** What is being asked **
Among the records below, find each line that includes the string "exchange" and copy it.

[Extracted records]
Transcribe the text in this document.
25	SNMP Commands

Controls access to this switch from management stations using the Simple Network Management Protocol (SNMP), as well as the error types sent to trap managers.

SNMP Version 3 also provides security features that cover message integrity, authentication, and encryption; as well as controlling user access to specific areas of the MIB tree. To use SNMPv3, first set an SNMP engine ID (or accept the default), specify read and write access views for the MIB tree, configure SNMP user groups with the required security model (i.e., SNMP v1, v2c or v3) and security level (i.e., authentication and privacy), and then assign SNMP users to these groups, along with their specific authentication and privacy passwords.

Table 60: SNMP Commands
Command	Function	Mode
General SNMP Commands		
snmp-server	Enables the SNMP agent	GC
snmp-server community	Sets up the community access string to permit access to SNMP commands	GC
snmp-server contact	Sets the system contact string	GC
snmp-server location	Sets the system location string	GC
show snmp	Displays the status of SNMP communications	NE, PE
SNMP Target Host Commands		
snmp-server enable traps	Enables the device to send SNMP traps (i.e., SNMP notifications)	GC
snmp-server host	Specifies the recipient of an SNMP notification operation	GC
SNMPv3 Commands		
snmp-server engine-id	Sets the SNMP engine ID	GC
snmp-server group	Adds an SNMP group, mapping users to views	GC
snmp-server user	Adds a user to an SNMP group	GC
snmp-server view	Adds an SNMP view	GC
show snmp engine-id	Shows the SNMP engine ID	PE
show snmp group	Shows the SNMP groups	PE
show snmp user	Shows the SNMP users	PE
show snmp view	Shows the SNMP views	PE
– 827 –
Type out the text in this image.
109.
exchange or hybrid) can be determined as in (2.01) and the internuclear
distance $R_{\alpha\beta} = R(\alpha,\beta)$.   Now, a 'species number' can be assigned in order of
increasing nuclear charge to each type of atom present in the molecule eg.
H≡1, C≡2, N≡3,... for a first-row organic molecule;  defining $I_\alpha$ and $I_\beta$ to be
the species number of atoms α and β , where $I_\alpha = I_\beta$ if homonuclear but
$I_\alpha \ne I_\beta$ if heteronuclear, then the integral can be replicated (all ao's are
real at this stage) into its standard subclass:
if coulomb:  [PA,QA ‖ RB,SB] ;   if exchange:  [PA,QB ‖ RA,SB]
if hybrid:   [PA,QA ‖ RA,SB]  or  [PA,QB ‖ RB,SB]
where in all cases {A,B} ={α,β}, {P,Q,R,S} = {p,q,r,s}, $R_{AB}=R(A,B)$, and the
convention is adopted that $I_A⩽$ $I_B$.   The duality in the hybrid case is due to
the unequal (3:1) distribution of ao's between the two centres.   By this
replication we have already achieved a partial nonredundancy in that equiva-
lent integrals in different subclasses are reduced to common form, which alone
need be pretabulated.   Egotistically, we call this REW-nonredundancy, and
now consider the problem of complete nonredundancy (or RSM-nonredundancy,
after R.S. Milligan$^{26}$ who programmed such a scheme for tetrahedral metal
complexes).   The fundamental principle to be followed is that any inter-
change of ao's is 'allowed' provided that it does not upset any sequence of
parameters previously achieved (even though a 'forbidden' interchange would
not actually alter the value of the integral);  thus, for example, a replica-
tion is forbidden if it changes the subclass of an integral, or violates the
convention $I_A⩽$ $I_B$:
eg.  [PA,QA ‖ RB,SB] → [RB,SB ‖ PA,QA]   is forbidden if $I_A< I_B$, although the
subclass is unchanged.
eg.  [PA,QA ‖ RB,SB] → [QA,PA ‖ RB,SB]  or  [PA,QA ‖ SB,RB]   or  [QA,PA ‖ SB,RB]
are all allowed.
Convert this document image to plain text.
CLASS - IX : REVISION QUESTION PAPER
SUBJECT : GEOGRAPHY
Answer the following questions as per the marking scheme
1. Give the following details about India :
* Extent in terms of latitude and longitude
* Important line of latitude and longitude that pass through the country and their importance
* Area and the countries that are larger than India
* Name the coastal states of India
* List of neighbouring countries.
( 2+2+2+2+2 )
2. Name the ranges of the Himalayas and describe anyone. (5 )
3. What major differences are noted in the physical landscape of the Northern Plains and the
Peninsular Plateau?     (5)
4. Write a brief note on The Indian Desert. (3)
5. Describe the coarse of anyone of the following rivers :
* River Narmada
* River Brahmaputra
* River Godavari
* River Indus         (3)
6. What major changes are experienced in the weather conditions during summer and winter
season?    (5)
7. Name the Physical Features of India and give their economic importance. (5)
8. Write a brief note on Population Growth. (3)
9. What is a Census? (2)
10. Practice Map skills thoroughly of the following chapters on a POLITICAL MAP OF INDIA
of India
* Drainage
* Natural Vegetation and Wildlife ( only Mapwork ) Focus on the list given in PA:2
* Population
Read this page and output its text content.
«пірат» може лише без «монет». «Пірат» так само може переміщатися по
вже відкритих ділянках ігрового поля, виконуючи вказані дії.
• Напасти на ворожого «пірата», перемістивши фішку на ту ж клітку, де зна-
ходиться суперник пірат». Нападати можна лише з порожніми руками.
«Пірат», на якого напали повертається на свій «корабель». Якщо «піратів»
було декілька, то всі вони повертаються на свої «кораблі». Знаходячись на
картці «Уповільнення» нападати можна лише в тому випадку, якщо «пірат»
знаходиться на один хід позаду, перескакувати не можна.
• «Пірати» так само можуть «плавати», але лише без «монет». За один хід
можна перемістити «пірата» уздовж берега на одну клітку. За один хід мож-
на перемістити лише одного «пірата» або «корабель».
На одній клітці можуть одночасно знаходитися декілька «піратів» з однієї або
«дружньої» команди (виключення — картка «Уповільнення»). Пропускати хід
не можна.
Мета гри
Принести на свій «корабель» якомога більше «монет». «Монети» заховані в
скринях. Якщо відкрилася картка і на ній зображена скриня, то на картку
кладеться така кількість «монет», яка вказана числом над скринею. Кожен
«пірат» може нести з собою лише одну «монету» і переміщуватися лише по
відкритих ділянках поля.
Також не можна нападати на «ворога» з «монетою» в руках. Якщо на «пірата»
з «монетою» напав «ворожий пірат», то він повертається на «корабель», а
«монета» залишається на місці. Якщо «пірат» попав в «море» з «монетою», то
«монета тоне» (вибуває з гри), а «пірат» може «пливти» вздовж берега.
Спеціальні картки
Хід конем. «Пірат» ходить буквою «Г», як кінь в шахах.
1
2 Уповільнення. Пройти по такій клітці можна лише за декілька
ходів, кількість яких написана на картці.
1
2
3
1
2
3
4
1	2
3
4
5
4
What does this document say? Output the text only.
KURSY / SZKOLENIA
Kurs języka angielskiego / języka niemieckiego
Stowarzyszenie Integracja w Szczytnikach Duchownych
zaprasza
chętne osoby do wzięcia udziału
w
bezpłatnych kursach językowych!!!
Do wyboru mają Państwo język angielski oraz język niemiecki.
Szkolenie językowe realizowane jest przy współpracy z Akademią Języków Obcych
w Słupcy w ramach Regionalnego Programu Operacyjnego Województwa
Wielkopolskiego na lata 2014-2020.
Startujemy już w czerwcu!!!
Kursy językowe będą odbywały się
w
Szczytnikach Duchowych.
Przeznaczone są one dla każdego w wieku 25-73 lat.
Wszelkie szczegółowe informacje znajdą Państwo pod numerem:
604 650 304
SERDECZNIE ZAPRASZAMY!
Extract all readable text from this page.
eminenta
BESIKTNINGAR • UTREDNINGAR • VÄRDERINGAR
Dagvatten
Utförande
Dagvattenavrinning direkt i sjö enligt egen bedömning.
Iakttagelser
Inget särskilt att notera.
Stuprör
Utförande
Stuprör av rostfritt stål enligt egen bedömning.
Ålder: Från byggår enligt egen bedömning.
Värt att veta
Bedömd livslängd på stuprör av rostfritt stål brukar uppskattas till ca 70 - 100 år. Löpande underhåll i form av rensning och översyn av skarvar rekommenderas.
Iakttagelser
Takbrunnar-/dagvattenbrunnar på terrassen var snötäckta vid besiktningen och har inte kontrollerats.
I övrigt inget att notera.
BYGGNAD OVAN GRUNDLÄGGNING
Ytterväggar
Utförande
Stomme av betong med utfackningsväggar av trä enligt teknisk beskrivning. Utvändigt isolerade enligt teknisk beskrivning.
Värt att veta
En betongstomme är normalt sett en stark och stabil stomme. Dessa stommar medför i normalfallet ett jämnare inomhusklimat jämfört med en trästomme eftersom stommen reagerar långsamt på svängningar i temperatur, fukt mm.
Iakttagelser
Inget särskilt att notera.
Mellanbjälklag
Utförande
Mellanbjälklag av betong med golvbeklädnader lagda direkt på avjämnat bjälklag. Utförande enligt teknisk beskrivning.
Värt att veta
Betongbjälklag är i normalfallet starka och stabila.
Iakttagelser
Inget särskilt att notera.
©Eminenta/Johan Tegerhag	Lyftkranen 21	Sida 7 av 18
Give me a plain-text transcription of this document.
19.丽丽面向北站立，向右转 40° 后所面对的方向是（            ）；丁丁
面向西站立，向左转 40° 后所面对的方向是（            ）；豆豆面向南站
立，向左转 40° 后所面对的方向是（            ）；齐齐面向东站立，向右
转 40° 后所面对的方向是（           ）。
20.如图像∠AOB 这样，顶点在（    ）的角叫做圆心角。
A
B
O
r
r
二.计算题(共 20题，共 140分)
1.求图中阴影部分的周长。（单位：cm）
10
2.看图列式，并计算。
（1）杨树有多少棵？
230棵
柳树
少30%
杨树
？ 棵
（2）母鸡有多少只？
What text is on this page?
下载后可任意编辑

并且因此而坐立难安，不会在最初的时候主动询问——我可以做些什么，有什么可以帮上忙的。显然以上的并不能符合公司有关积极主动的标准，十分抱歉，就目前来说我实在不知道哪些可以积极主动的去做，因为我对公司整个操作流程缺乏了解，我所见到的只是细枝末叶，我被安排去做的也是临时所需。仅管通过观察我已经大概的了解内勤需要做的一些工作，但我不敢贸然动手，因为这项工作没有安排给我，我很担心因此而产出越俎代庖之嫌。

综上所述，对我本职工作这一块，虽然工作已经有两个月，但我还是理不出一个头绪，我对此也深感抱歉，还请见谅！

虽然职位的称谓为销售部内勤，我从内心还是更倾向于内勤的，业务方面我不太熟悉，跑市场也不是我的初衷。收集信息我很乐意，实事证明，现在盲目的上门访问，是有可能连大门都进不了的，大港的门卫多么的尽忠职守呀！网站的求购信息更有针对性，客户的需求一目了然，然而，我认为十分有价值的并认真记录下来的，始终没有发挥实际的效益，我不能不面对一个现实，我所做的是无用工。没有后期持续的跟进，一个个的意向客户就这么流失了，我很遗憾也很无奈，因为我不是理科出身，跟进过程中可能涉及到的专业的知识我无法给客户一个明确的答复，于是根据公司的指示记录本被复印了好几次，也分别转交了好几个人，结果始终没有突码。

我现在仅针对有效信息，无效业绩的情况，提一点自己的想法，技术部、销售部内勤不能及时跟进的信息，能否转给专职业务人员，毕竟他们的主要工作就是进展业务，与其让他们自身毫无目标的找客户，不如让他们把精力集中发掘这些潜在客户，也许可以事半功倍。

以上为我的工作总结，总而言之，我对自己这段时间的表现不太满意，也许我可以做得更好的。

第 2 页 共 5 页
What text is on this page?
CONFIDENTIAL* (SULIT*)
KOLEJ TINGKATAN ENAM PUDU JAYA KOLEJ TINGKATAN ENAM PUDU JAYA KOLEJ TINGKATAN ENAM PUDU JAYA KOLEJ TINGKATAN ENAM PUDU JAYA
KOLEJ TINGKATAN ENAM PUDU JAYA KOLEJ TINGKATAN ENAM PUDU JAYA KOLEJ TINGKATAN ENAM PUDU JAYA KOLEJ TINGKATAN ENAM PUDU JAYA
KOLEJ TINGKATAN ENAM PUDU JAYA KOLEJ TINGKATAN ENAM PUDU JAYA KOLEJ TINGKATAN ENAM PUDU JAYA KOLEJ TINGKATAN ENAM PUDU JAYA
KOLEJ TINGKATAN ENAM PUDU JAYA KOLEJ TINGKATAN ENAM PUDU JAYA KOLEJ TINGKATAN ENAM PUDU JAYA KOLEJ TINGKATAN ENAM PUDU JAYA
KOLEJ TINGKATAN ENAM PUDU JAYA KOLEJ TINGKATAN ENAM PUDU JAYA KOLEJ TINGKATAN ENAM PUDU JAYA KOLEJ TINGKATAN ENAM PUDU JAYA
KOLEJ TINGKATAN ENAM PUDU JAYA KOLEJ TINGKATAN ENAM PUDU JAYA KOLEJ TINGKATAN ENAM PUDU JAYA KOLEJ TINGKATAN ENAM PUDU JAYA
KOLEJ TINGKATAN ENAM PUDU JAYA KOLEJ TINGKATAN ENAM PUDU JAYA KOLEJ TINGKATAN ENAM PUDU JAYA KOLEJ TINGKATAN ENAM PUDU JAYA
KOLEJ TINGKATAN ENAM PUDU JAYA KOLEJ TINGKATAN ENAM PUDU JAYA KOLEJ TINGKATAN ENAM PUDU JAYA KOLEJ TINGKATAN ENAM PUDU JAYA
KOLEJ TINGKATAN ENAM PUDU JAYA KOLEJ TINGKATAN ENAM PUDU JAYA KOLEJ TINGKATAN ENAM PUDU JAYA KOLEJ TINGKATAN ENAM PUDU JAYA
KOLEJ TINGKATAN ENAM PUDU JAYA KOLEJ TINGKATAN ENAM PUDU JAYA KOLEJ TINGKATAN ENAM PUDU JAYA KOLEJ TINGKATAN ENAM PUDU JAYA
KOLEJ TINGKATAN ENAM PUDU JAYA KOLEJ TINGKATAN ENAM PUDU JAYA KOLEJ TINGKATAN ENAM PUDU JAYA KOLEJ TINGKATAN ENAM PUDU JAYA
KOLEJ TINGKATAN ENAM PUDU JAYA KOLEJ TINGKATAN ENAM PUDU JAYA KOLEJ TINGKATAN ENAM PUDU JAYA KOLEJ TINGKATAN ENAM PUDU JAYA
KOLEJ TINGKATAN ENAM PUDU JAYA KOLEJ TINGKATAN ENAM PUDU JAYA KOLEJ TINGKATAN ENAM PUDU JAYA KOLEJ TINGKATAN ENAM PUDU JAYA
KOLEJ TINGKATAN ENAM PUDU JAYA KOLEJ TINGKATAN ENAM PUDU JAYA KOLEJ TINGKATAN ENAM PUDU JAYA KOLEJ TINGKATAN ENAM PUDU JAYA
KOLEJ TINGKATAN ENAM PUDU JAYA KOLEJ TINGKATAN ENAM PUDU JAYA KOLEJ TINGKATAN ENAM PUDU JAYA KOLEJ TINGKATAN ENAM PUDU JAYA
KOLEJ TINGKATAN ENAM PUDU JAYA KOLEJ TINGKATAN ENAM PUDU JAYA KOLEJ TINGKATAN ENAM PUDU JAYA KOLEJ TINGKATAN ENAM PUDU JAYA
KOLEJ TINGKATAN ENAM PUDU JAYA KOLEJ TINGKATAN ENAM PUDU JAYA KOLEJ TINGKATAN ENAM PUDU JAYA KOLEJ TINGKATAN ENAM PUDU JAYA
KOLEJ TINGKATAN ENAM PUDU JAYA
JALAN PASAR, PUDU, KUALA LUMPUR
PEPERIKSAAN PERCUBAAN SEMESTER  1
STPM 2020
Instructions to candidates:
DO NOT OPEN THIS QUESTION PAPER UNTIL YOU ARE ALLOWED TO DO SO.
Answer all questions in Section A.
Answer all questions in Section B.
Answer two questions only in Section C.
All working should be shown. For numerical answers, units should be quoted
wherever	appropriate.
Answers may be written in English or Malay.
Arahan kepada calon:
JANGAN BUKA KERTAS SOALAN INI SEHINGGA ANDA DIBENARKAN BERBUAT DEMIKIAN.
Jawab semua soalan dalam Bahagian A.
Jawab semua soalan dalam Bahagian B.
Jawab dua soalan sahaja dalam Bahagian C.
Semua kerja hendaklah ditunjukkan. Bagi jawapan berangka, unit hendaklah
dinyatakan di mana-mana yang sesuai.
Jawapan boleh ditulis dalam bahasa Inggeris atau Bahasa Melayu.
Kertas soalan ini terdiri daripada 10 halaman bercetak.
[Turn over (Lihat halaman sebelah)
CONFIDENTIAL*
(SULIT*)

** Output below **
exchange or hybrid) can be determined as in (2.01) and the internuclear
if coulomb:  [PA,QA ‖ RB,SB] ;   if exchange:  [PA,QB ‖ RA,SB]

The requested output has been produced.